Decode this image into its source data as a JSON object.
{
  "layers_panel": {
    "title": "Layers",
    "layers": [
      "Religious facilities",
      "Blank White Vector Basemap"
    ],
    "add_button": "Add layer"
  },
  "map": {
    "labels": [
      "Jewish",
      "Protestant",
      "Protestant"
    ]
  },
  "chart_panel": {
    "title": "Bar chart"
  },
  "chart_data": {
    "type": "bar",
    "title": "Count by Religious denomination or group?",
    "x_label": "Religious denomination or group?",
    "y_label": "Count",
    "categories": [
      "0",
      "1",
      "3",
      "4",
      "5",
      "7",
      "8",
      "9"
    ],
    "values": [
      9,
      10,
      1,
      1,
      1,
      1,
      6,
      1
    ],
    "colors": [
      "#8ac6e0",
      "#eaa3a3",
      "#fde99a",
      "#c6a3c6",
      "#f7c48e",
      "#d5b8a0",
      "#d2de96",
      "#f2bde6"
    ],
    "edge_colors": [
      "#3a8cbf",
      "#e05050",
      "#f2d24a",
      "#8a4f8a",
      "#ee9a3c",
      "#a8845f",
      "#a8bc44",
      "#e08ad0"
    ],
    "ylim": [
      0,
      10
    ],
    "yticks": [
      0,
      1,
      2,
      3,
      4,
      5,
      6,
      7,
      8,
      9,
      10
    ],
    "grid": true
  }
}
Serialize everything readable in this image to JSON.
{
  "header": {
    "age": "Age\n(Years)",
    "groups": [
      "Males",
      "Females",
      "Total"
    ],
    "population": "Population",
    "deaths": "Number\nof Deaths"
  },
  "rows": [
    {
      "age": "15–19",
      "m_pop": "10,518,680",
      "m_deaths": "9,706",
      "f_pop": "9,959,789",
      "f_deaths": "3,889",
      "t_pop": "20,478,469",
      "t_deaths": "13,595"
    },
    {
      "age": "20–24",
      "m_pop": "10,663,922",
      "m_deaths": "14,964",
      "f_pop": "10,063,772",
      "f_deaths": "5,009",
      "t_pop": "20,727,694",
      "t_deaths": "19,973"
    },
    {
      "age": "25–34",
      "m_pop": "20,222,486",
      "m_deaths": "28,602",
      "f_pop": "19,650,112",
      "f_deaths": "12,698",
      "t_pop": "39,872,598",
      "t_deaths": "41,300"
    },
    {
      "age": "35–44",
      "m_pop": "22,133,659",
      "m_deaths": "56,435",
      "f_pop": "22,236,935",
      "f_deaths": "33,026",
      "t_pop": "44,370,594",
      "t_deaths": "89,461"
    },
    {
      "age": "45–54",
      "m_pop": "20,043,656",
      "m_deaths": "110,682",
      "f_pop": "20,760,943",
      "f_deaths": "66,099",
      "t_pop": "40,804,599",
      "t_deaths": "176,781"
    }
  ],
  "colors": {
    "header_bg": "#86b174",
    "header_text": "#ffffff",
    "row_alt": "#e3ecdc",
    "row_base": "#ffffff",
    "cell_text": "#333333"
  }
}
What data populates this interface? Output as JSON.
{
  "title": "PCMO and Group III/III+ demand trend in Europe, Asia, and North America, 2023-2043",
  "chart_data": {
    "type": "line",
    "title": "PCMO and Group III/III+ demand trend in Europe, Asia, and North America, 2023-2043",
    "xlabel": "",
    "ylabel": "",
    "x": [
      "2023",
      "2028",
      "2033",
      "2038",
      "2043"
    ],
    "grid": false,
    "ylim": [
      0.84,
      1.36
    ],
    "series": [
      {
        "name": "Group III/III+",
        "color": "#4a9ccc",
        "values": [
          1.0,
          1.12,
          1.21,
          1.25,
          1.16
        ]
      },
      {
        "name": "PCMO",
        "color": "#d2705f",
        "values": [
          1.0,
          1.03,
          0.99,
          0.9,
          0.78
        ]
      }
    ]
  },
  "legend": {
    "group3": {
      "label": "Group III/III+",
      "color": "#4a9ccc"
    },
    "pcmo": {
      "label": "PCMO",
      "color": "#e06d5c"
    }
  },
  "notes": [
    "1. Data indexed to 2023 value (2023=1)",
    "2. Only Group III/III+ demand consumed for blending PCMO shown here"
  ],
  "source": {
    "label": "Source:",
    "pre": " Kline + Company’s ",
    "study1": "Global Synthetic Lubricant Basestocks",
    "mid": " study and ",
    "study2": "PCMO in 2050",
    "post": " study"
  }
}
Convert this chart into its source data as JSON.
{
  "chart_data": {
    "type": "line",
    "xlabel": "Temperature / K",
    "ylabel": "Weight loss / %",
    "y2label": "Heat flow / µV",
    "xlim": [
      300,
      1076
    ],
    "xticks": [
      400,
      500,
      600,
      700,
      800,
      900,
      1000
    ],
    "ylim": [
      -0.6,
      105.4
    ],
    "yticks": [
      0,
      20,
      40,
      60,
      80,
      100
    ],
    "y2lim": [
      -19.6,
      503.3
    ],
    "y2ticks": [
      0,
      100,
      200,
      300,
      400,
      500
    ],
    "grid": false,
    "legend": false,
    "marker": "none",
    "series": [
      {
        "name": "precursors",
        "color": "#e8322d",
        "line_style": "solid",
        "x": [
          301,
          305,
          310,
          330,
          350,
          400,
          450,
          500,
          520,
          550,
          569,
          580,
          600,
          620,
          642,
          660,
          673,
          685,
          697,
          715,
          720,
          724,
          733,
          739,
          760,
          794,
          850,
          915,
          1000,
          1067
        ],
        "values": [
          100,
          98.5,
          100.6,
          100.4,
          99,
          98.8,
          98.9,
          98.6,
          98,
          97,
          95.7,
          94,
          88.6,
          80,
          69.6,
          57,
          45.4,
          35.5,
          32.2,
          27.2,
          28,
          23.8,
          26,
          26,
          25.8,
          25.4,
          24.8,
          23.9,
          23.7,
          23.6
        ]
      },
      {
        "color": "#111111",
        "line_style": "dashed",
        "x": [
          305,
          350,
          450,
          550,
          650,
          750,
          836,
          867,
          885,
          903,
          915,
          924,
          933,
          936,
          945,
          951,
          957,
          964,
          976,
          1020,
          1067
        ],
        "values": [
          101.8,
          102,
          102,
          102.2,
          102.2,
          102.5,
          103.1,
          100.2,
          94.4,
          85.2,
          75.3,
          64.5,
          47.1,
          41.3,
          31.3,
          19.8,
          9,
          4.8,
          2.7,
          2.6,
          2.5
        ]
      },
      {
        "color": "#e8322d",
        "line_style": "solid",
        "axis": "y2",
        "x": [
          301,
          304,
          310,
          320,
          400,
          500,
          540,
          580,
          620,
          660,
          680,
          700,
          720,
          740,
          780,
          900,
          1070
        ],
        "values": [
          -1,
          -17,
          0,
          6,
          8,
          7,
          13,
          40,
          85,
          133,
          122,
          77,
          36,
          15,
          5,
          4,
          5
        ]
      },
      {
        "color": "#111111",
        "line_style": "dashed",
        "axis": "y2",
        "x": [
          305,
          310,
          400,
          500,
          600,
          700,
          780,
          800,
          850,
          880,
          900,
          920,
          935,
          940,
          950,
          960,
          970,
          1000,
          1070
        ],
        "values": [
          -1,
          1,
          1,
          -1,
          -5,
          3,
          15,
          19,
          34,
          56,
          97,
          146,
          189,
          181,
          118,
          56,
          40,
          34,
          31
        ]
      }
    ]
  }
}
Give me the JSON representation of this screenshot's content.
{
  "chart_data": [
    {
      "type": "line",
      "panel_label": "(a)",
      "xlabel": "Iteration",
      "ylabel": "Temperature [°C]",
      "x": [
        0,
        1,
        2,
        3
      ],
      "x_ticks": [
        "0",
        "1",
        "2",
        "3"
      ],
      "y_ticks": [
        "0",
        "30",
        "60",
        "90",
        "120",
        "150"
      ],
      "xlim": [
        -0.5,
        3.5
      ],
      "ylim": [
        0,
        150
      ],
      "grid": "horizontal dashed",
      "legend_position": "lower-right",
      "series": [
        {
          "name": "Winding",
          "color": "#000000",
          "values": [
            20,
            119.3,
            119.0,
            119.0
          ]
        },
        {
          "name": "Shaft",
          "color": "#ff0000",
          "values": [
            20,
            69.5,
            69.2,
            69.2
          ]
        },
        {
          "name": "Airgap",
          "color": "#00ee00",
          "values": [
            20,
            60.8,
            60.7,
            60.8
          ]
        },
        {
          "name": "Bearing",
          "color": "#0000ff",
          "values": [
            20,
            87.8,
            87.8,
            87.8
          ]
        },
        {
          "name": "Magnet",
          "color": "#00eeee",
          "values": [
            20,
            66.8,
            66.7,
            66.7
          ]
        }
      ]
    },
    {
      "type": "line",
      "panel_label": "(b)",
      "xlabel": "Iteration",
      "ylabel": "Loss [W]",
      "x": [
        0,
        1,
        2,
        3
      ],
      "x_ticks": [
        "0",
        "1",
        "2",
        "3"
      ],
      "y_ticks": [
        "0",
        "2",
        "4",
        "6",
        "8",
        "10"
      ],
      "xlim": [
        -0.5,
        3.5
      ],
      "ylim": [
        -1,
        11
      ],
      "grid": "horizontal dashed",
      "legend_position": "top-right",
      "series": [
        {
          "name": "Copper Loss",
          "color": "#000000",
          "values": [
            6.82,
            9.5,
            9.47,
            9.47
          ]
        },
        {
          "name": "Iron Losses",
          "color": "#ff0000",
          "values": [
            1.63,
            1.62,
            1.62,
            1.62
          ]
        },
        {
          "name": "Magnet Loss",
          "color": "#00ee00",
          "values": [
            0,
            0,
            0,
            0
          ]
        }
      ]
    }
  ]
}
━━━━━━━━━━━━━━━━━━━━━━━━━━━━━━
### What to work on:
Pull every line holding "ylabel" out of the records.

### Right answer:
    "ylabel": "",
    "ylabel": "Weight loss / %",
      "ylabel": "Temperature [°C]",
      "ylabel": "Loss [W]",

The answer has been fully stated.